Tarefas a realizar:
#1 Por favor, reescreva uma parte do texto sobre democracia semidireta: comece nas palavras "Ocorre que mesmo" e pare depois de "cerceia sua utilização.", trocando "ordenamento" por "sistema jurídico".
#2 Segundo o texto sobre democracia semidireta, quais institutos previstos na Constituição da República concretizam a soberania popular?

Trecho do documento:

^^^^

Almeja-se por meio desta pesquisa adentrar em temas que envolvem o exercício da cidadania e como a democracia semidireta permite que os cidadãos sejam atuantes.

Esclarece-se, desde já, que é cidadão quem realiza o alistamento eleitoral, ou seja, a prova da cidadania se perfaz por meio da apresentação do título de eleitor (art. 1 ° §3° daLei n° 4.717/65).

No que tange à atuação direta desses cidadãos, percebe-se que a Constituição da República prevê institutos que concretizam a soberania popular, são eles: plebiscito, referendo e iniciativa popular.

Ocorre que mesmo diante da previsão de tais institutos, apenas extraordinariamente observa-se a sua adoção; o porquê da presente situação pode ser encontrado no próprio ordenamento, quando este ao invés de promover, cerceia sua utilização.

^^^^

Registros brutos:
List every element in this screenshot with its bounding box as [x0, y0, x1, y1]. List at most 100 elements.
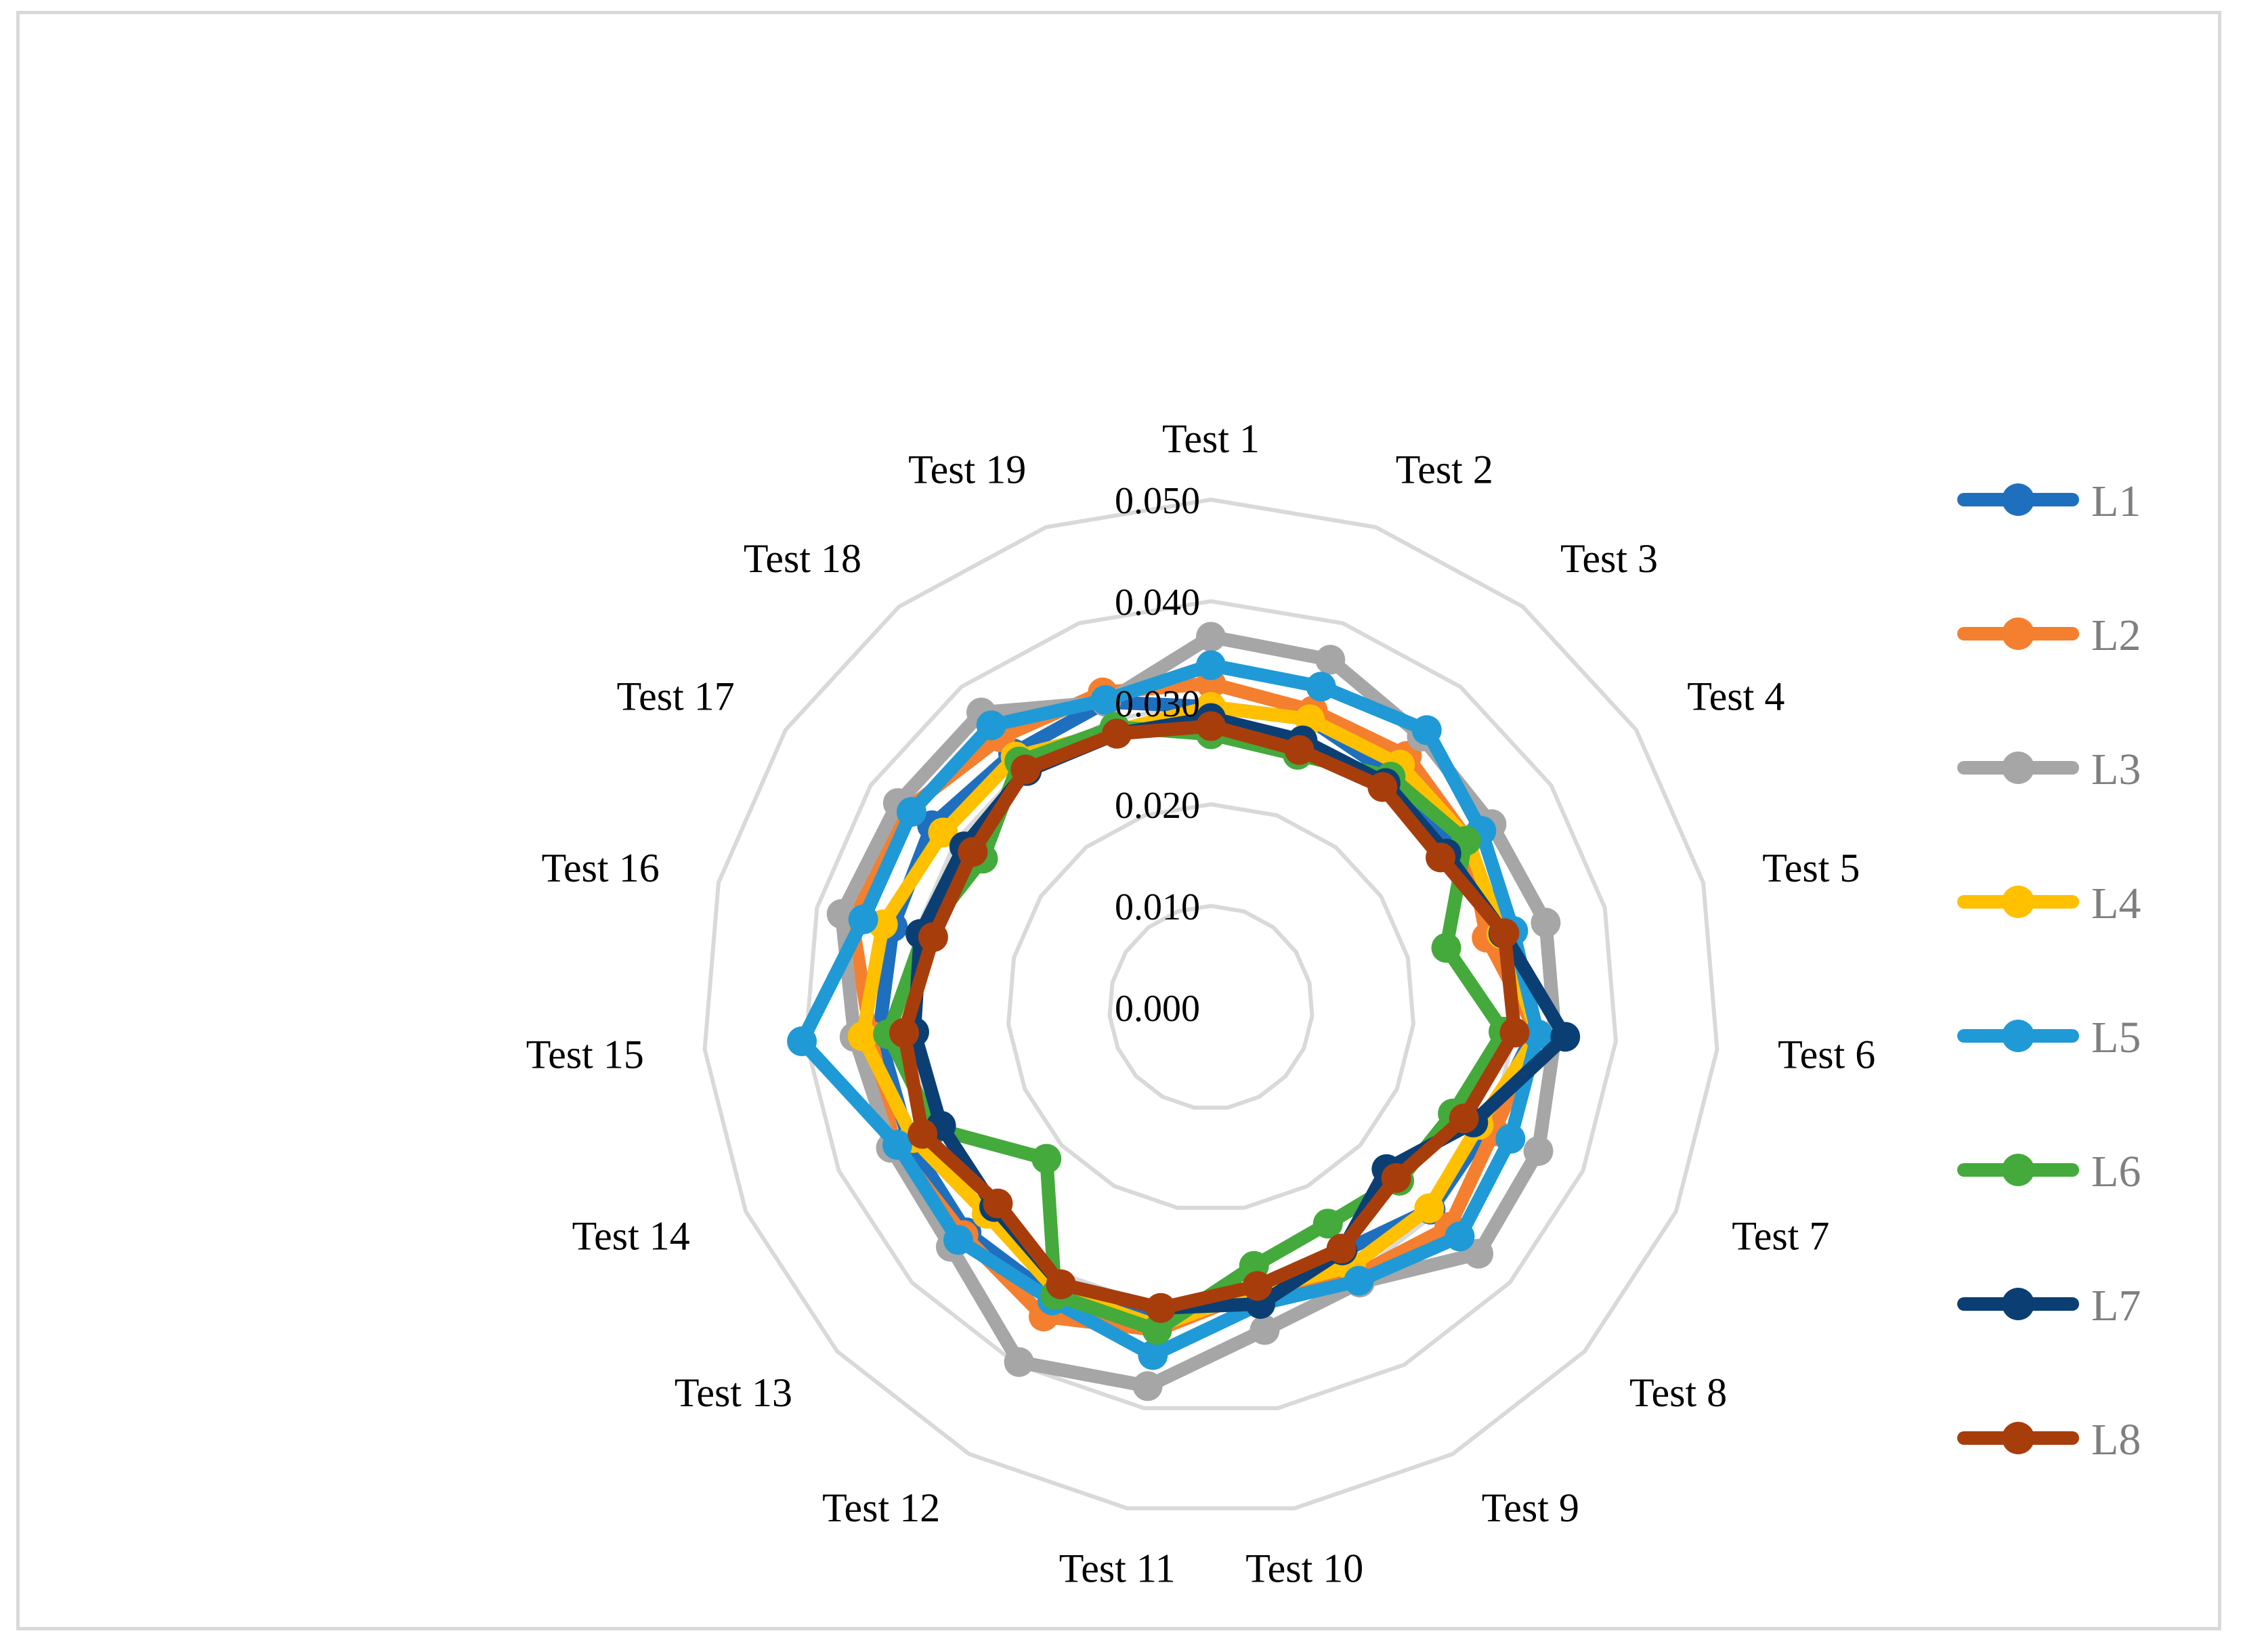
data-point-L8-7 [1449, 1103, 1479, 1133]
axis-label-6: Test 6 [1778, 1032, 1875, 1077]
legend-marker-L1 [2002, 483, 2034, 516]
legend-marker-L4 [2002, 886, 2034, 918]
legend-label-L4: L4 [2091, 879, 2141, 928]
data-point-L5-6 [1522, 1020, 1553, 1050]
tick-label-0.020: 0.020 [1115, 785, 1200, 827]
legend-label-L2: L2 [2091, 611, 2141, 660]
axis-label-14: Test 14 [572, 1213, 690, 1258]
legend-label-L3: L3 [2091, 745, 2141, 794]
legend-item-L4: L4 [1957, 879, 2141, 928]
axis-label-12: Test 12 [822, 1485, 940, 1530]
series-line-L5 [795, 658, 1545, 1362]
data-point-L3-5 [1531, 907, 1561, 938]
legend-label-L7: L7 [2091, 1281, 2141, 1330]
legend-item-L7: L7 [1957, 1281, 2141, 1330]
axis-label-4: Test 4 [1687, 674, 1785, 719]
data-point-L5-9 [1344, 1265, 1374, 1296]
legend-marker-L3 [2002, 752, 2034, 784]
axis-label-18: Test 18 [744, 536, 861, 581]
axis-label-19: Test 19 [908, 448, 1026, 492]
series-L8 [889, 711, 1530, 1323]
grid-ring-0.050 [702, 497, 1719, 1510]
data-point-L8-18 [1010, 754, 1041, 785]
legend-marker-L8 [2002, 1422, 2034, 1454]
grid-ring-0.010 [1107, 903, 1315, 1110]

^^^^

Respostas por tarefa:
#1
Ocorre que mesmo diante da previsão de tais institutos, apenas extraordinariamente observa-se a sua adoção; o porquê da presente situação pode ser encontrado no próprio sistema jurídico, quando este ao invés de promover, cerceia sua utilização.

#2 Plebiscito, referendo e iniciativa popular.